Collection entries
----------------------------------------

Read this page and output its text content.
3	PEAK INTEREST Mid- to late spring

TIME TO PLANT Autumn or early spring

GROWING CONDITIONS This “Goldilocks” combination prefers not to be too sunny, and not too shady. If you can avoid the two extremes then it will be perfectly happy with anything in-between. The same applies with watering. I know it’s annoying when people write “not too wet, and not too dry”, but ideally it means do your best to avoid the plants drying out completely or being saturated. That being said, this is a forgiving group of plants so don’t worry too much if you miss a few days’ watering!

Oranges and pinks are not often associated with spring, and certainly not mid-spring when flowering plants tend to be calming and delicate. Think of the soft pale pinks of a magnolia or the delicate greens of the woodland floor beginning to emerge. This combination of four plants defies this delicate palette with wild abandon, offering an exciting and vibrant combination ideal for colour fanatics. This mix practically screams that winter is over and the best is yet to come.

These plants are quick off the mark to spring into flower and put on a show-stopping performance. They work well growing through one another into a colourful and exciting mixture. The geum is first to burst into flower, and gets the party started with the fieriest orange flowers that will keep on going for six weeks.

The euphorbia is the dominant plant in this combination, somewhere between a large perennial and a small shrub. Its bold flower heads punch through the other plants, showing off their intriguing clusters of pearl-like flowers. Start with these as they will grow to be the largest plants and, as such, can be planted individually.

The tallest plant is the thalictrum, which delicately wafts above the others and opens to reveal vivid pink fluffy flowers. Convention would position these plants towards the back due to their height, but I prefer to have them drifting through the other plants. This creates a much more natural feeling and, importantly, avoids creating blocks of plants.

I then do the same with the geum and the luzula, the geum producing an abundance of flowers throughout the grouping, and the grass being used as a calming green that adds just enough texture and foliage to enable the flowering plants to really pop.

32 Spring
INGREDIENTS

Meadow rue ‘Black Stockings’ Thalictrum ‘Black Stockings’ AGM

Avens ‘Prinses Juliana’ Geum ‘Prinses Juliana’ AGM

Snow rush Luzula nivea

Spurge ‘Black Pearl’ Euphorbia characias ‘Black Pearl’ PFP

----------------------------------------

== Given instruction ==
Retype the material in full. Each word must match.

== Solution to this exercise ==
Read this page and output its text content.
3	PEAK INTEREST Mid- to late spring

TIME TO PLANT Autumn or early spring

GROWING CONDITIONS This “Goldilocks” combination prefers not to be too sunny, and not too shady. If you can avoid the two extremes then it will be perfectly happy with anything in-between. The same applies with watering. I know it’s annoying when people write “not too wet, and not too dry”, but ideally it means do your best to avoid the plants drying out completely or being saturated. That being said, this is a forgiving group of plants so don’t worry too much if you miss a few days’ watering!

Oranges and pinks are not often associated with spring, and certainly not mid-spring when flowering plants tend to be calming and delicate. Think of the soft pale pinks of a magnolia or the delicate greens of the woodland floor beginning to emerge. This combination of four plants defies this delicate palette with wild abandon, offering an exciting and vibrant combination ideal for colour fanatics. This mix practically screams that winter is over and the best is yet to come.

These plants are quick off the mark to spring into flower and put on a show-stopping performance. They work well growing through one another into a colourful and exciting mixture. The geum is first to burst into flower, and gets the party started with the fieriest orange flowers that will keep on going for six weeks.

The euphorbia is the dominant plant in this combination, somewhere between a large perennial and a small shrub. Its bold flower heads punch through the other plants, showing off their intriguing clusters of pearl-like flowers. Start with these as they will grow to be the largest plants and, as such, can be planted individually.

The tallest plant is the thalictrum, which delicately wafts above the others and opens to reveal vivid pink fluffy flowers. Convention would position these plants towards the back due to their height, but I prefer to have them drifting through the other plants. This creates a much more natural feeling and, importantly, avoids creating blocks of plants.

I then do the same with the geum and the luzula, the geum producing an abundance of flowers throughout the grouping, and the grass being used as a calming green that adds just enough texture and foliage to enable the flowering plants to really pop.

32 Spring
INGREDIENTS

Meadow rue ‘Black Stockings’ Thalictrum ‘Black Stockings’ AGM

Avens ‘Prinses Juliana’ Geum ‘Prinses Juliana’ AGM

Snow rush Luzula nivea

Spurge ‘Black Pearl’ Euphorbia characias ‘Black Pearl’ PFP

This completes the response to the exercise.